→ Records provided
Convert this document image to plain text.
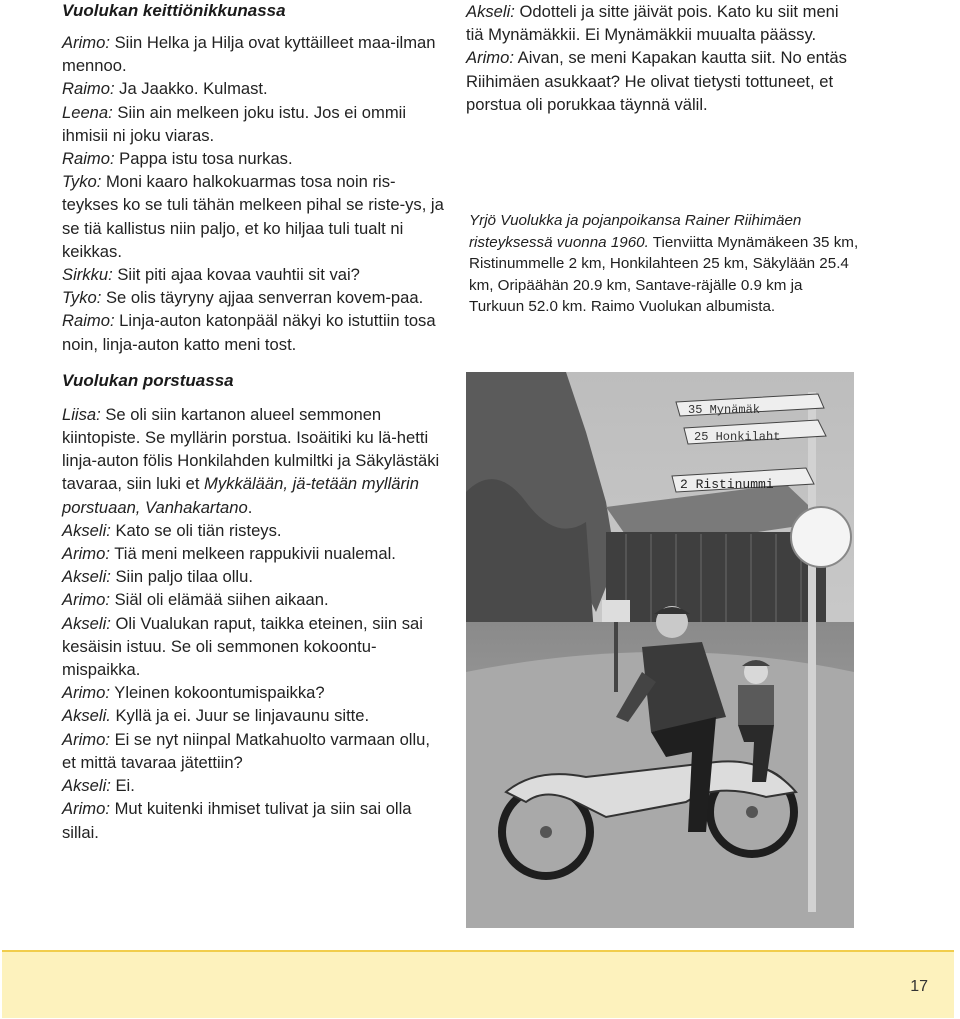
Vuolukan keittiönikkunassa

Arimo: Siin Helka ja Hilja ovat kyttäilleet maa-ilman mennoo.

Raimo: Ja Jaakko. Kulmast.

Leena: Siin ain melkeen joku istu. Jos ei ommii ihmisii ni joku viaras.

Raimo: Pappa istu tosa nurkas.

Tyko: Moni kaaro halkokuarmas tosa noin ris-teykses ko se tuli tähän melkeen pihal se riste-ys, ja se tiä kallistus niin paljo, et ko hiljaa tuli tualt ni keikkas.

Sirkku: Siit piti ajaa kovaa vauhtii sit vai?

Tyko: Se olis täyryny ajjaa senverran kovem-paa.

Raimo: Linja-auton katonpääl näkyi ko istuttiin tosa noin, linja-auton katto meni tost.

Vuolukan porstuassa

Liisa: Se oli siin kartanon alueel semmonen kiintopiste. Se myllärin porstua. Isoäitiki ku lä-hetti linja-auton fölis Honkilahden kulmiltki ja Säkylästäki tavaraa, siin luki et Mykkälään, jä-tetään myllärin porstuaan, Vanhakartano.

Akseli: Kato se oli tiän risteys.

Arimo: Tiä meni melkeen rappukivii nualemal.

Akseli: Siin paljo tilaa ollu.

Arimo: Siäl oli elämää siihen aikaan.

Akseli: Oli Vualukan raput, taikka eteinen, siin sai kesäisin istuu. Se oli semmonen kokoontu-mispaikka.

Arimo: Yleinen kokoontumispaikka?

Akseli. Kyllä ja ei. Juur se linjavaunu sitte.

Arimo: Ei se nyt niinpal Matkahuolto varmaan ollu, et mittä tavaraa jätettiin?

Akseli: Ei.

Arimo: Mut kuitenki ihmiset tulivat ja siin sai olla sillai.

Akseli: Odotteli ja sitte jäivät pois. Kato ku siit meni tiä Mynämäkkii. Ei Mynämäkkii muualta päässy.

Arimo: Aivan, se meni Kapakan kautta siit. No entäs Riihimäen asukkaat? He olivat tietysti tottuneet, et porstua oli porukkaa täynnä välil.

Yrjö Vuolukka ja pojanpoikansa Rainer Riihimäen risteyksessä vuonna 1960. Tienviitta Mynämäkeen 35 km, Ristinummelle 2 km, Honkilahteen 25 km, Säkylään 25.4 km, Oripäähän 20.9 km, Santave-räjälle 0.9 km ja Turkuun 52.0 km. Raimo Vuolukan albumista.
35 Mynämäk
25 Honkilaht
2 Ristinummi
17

→ Given task
Reproduce each entry precisely. Leave the pictures out.

→ Right answer
Convert this document image to plain text.
Vuolukan keittiönikkunassa

Arimo: Siin Helka ja Hilja ovat kyttäilleet maa-ilman mennoo.

Raimo: Ja Jaakko. Kulmast.

Leena: Siin ain melkeen joku istu. Jos ei ommii ihmisii ni joku viaras.

Raimo: Pappa istu tosa nurkas.

Tyko: Moni kaaro halkokuarmas tosa noin ris-teykses ko se tuli tähän melkeen pihal se riste-ys, ja se tiä kallistus niin paljo, et ko hiljaa tuli tualt ni keikkas.

Sirkku: Siit piti ajaa kovaa vauhtii sit vai?

Tyko: Se olis täyryny ajjaa senverran kovem-paa.

Raimo: Linja-auton katonpääl näkyi ko istuttiin tosa noin, linja-auton katto meni tost.

Vuolukan porstuassa

Liisa: Se oli siin kartanon alueel semmonen kiintopiste. Se myllärin porstua. Isoäitiki ku lä-hetti linja-auton fölis Honkilahden kulmiltki ja Säkylästäki tavaraa, siin luki et Mykkälään, jä-tetään myllärin porstuaan, Vanhakartano.

Akseli: Kato se oli tiän risteys.

Arimo: Tiä meni melkeen rappukivii nualemal.

Akseli: Siin paljo tilaa ollu.

Arimo: Siäl oli elämää siihen aikaan.

Akseli: Oli Vualukan raput, taikka eteinen, siin sai kesäisin istuu. Se oli semmonen kokoontu-mispaikka.

Arimo: Yleinen kokoontumispaikka?

Akseli. Kyllä ja ei. Juur se linjavaunu sitte.

Arimo: Ei se nyt niinpal Matkahuolto varmaan ollu, et mittä tavaraa jätettiin?

Akseli: Ei.

Arimo: Mut kuitenki ihmiset tulivat ja siin sai olla sillai.

Akseli: Odotteli ja sitte jäivät pois. Kato ku siit meni tiä Mynämäkkii. Ei Mynämäkkii muualta päässy.

Arimo: Aivan, se meni Kapakan kautta siit. No entäs Riihimäen asukkaat? He olivat tietysti tottuneet, et porstua oli porukkaa täynnä välil.

Yrjö Vuolukka ja pojanpoikansa Rainer Riihimäen risteyksessä vuonna 1960. Tienviitta Mynämäkeen 35 km, Ristinummelle 2 km, Honkilahteen 25 km, Säkylään 25.4 km, Oripäähän 20.9 km, Santave-räjälle 0.9 km ja Turkuun 52.0 km. Raimo Vuolukan albumista.
35 Mynämäk
25 Honkilaht
2 Ristinummi
17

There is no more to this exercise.